• **Exercise**:
Look through the records below and collect all lines that hold the string "color".

• **Given records**:
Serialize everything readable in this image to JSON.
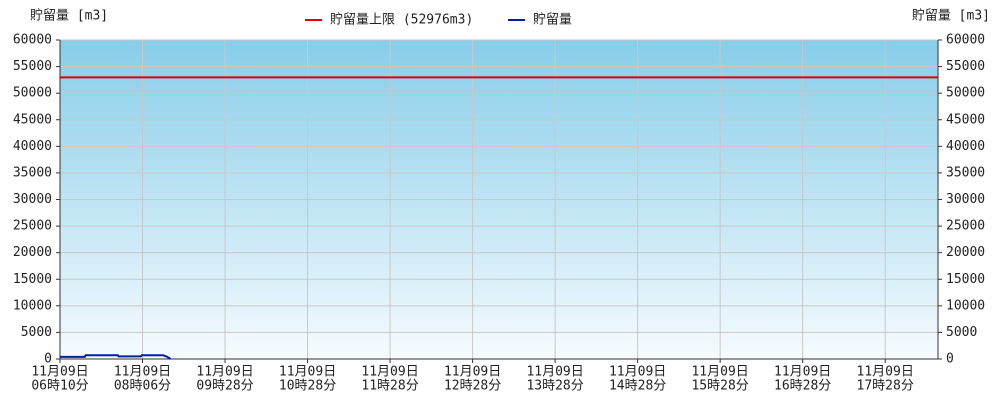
{
  "chart_data": {
    "type": "line",
    "y_label": "貯留量 [m3]",
    "y2_label": "貯留量 [m3]",
    "ylim": [
      0,
      60000
    ],
    "yticks": [
      0,
      5000,
      10000,
      15000,
      20000,
      25000,
      30000,
      35000,
      40000,
      45000,
      50000,
      55000,
      60000
    ],
    "y2lim": [
      0,
      60000
    ],
    "y2ticks": [
      0,
      5000,
      10000,
      15000,
      20000,
      25000,
      30000,
      35000,
      40000,
      45000,
      50000,
      55000,
      60000
    ],
    "xlim": [
      0,
      10.64
    ],
    "xticks": [
      {
        "value": 0,
        "label": [
          "11月09日",
          "06時10分"
        ]
      },
      {
        "value": 1,
        "label": [
          "11月09日",
          "08時06分"
        ]
      },
      {
        "value": 2,
        "label": [
          "11月09日",
          "09時28分"
        ]
      },
      {
        "value": 3,
        "label": [
          "11月09日",
          "10時28分"
        ]
      },
      {
        "value": 4,
        "label": [
          "11月09日",
          "11時28分"
        ]
      },
      {
        "value": 5,
        "label": [
          "11月09日",
          "12時28分"
        ]
      },
      {
        "value": 6,
        "label": [
          "11月09日",
          "13時28分"
        ]
      },
      {
        "value": 7,
        "label": [
          "11月09日",
          "14時28分"
        ]
      },
      {
        "value": 8,
        "label": [
          "11月09日",
          "15時28分"
        ]
      },
      {
        "value": 9,
        "label": [
          "11月09日",
          "16時28分"
        ]
      },
      {
        "value": 10,
        "label": [
          "11月09日",
          "17時28分"
        ]
      }
    ],
    "grid": true,
    "limit": {
      "name": "貯留量上限 (52976m3)",
      "color": "#e00000",
      "value": 52976
    },
    "series": [
      {
        "name": "貯留量",
        "color": "#0020a0",
        "x": [
          0,
          0.3,
          0.31,
          0.7,
          0.71,
          0.98,
          0.99,
          1.25,
          1.3,
          1.34
        ],
        "values": [
          400,
          400,
          700,
          700,
          500,
          500,
          700,
          700,
          400,
          0
        ]
      }
    ]
  }
}
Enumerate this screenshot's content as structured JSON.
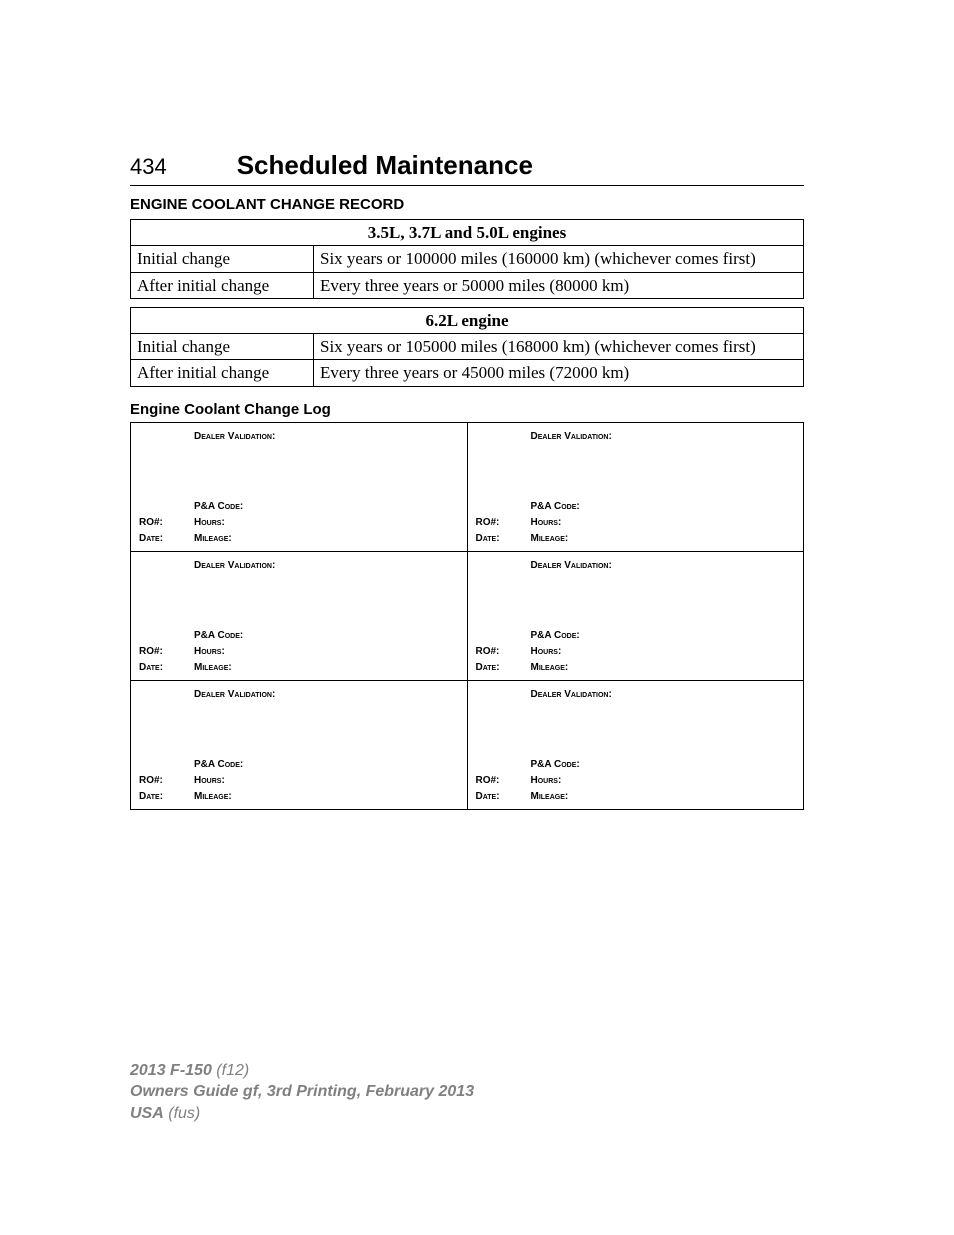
{
  "header": {
    "page_number": "434",
    "title": "Scheduled Maintenance"
  },
  "record_section": {
    "heading": "ENGINE COOLANT CHANGE RECORD",
    "tables": [
      {
        "title": "3.5L, 3.7L and 5.0L engines",
        "rows": [
          {
            "label": "Initial change",
            "value": "Six years or 100000 miles (160000 km) (whichever comes first)"
          },
          {
            "label": "After initial change",
            "value": "Every three years or 50000 miles (80000 km)"
          }
        ]
      },
      {
        "title": "6.2L engine",
        "rows": [
          {
            "label": "Initial change",
            "value": "Six years or 105000 miles (168000 km) (whichever comes first)"
          },
          {
            "label": "After initial change",
            "value": "Every three years or 45000 miles (72000 km)"
          }
        ]
      }
    ]
  },
  "log_section": {
    "heading": "Engine Coolant Change Log",
    "cell_labels": {
      "dealer_validation": "Dealer Validation:",
      "pa_code": "P&A Code:",
      "ro": "RO#:",
      "hours": "Hours:",
      "date": "Date:",
      "mileage": "Mileage:"
    },
    "rows": 3,
    "cols": 2
  },
  "footer": {
    "line1_bold": "2013 F-150",
    "line1_ital": "(f12)",
    "line2": "Owners Guide gf, 3rd Printing, February 2013",
    "line3_bold": "USA",
    "line3_ital": "(fus)"
  }
}
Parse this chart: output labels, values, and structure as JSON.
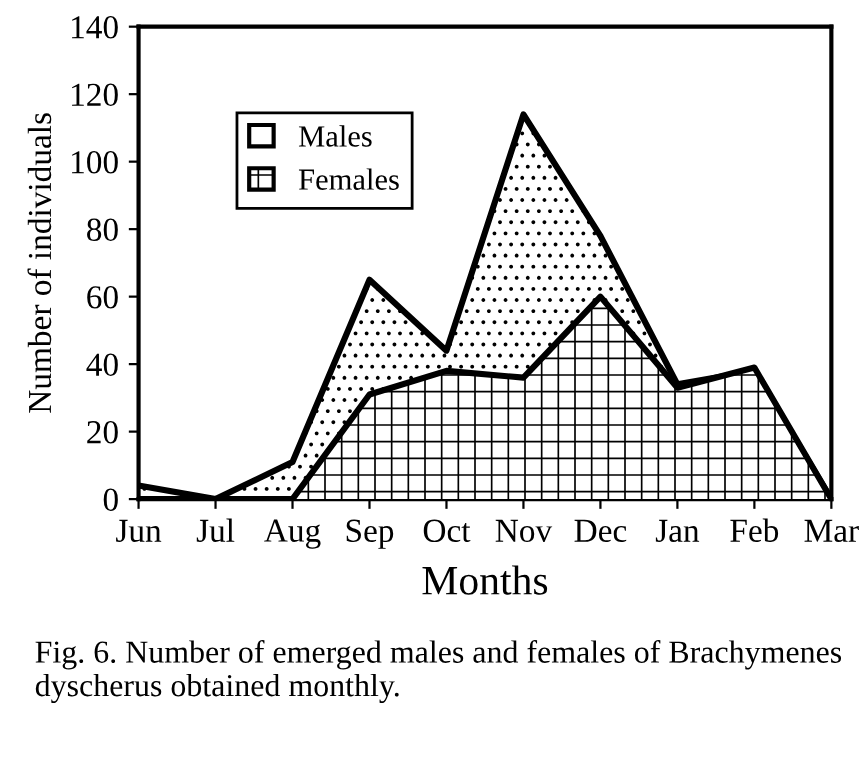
{
  "chart_data": {
    "type": "area",
    "xlabel": "Months",
    "ylabel": "Number of individuals",
    "categories": [
      "Jun",
      "Jul",
      "Aug",
      "Sep",
      "Oct",
      "Nov",
      "Dec",
      "Jan",
      "Feb",
      "Mar"
    ],
    "series": [
      {
        "name": "Males",
        "color": "#000000",
        "values": [
          4,
          0,
          11,
          65,
          44,
          114,
          78,
          34,
          38,
          0
        ]
      },
      {
        "name": "Females",
        "color": "#000000",
        "values": [
          0,
          0,
          0,
          31,
          38,
          36,
          60,
          33,
          39,
          0
        ]
      }
    ],
    "ylim": [
      0,
      140
    ],
    "yticks": [
      0,
      20,
      40,
      60,
      80,
      100,
      120,
      140
    ],
    "grid": false,
    "legend": "top left",
    "annotations": [
      "Fig. 6. Number of emerged males and females of Brachymenes dyscherus obtained monthly."
    ]
  }
}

• **Answer below**:
      "color": "#e00000",
        "color": "#0020a0",
        "color": "#000000",
        "color": "#000000",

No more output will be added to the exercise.